Although not directly on point, we regard the opinion of the Court of Appeals in Brodsky v. Brodsky, 319 Md. 92, 570 A.2d 1235 (1990), as instructive. The Court held therein that, after the daughter of the parties attained her majority, the circuit court had no authority to modify the support provisions of the divorce decree, which had incorporated the parties’ separation agreement containing provisions for support for their daughter’s college education. Quoting the language of § 8-103(a) of the Family Law Article concerning the authority of the court to modify an agreement with respect to the support of a minor child of the parties if that would be in the best interests of the child, the Court of Appeals pointed out that the daughter was no longer a minor when the request for modification was made. Id. at 100, 570 A.2d 1235. For the same reason that a court has no authority to modify a decree incorporating an agreement for support after the child ceases to be a minor, a court having exercised its authority to modify an agreement *121for support of a minor child has no authority to extend that modification beyond the child’s minority.
The circuit court appears to have recognized that limitation on its authority when the parties were before it in October 1988, when appellant, complaining that appellee was in arrears in payment of child support (she claimed that the arrearages amounted to $21,245.06; he admitted that he owed $15,000; and she agreed to accept that sum on condition that it be paid by 30 September 1989), sought to have appellee cited and punished for contempt. By agreement of the parties, appellee was ordered, inter alia, to continue to pay to appellant “the sum of Three Hundred and Fifty Dollars ($350.00) per month as and for the support and maintenance of Brandon R. O’Neill, the sole remaining minor child of the parties.”

Data:
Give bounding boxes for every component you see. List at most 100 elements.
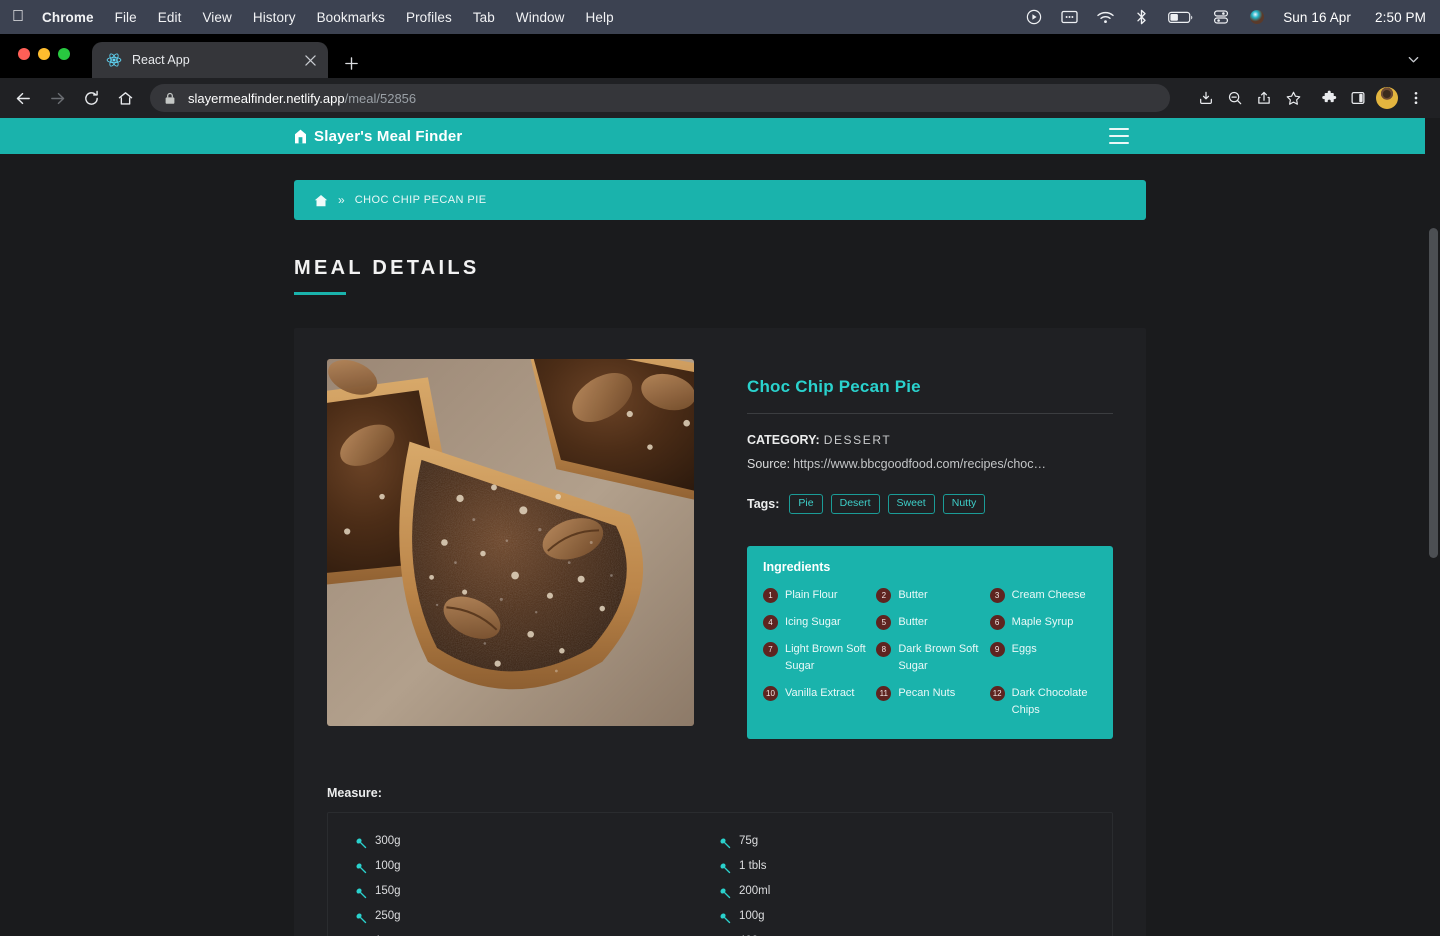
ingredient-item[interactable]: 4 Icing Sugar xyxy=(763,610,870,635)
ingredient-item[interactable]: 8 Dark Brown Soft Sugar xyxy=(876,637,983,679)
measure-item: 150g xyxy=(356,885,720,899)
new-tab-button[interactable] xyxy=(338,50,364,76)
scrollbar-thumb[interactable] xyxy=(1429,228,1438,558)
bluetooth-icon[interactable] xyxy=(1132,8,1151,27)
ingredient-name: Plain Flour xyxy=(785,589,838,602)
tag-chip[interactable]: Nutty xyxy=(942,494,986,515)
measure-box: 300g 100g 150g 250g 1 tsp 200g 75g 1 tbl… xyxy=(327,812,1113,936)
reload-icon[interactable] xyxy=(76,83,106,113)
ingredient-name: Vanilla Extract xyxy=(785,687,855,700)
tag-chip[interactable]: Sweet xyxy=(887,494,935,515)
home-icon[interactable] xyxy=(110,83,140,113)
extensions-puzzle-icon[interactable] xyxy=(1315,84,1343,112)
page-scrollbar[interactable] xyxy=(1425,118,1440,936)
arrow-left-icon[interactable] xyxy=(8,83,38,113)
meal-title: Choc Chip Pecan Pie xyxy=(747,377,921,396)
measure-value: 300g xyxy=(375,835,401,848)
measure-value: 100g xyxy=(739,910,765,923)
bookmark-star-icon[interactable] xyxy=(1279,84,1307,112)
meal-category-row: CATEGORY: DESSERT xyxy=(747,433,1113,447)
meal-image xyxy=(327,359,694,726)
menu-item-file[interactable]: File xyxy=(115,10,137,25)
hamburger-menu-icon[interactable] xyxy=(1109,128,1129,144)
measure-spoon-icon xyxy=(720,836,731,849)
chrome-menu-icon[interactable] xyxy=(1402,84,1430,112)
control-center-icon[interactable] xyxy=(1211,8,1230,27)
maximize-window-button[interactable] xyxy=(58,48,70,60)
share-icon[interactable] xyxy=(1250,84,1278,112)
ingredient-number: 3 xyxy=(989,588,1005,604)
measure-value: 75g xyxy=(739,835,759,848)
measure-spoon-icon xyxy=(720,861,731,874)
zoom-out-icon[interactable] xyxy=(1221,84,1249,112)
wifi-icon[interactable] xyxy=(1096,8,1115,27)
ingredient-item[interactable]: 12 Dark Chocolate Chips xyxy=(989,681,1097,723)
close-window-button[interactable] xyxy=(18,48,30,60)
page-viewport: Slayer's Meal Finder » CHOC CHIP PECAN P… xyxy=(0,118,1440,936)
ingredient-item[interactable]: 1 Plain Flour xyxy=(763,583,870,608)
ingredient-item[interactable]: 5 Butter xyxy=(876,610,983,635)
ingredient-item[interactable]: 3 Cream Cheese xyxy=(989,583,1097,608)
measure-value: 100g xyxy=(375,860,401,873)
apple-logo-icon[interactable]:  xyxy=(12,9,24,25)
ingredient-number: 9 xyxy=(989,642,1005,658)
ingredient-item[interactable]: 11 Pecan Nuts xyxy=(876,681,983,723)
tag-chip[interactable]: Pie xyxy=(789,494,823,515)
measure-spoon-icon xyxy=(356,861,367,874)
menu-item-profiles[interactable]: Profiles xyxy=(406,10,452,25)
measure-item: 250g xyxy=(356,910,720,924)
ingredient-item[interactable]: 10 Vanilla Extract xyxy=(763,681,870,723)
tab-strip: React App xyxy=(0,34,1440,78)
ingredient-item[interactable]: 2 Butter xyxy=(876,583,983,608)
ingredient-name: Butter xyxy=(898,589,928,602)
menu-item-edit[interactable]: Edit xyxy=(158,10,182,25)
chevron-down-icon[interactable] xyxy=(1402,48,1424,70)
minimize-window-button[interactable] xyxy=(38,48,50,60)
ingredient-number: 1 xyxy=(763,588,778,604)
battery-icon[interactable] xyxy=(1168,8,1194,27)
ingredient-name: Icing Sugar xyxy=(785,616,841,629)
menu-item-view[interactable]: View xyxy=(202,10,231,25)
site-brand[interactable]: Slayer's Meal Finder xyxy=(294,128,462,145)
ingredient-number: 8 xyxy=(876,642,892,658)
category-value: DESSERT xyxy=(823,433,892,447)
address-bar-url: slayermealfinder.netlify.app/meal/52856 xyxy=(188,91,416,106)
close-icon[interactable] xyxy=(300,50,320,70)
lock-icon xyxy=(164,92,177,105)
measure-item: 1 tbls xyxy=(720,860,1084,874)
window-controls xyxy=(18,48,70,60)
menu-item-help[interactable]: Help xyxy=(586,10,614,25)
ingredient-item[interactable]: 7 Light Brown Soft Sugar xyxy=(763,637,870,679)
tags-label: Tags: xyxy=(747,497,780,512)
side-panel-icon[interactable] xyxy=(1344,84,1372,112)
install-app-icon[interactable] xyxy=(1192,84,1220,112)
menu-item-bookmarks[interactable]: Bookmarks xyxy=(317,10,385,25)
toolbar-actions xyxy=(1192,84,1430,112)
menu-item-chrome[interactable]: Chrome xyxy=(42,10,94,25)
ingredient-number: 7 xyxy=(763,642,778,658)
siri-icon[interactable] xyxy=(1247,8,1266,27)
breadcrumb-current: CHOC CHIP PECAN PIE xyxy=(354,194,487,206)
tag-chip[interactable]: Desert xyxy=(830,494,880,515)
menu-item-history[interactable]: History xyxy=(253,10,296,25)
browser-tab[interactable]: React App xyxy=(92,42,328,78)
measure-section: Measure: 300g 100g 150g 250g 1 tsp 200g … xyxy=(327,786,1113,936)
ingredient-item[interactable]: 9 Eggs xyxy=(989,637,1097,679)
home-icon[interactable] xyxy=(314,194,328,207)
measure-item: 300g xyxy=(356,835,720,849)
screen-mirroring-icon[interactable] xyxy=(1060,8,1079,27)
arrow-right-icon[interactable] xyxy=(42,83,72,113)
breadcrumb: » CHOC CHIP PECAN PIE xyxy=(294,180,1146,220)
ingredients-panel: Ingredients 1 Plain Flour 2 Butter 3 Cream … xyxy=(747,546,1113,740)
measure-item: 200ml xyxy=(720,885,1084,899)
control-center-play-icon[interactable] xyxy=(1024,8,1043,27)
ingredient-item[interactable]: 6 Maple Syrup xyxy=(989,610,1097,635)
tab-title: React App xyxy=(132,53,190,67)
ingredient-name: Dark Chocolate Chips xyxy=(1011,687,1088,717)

Task instructions: Reproduce the court opinion excerpt on child support modification above, word for word and in full.

Response:
Although not directly on point, we regard the opinion of the Court of Appeals in Brodsky v. Brodsky, 319 Md. 92, 570 A.2d 1235 (1990), as instructive. The Court held therein that, after the daughter of the parties attained her majority, the circuit court had no authority to modify the support provisions of the divorce decree, which had incorporated the parties’ separation agreement containing provisions for support for their daughter’s college education. Quoting the language of § 8-103(a) of the Family Law Article concerning the authority of the court to modify an agreement with respect to the support of a minor child of the parties if that would be in the best interests of the child, the Court of Appeals pointed out that the daughter was no longer a minor when the request for modification was made. Id. at 100, 570 A.2d 1235. For the same reason that a court has no authority to modify a decree incorporating an agreement for support after the child ceases to be a minor, a court having exercised its authority to modify an agreement *121for support of a minor child has no authority to extend that modification beyond the child’s minority.
The circuit court appears to have recognized that limitation on its authority when the parties were before it in October 1988, when appellant, complaining that appellee was in arrears in payment of child support (she claimed that the arrearages amounted to $21,245.06; he admitted that he owed $15,000; and she agreed to accept that sum on condition that it be paid by 30 September 1989), sought to have appellee cited and punished for contempt. By agreement of the parties, appellee was ordered, inter alia, to continue to pay to appellant “the sum of Three Hundred and Fifty Dollars ($350.00) per month as and for the support and maintenance of Brandon R. O’Neill, the sole remaining minor child of the parties.”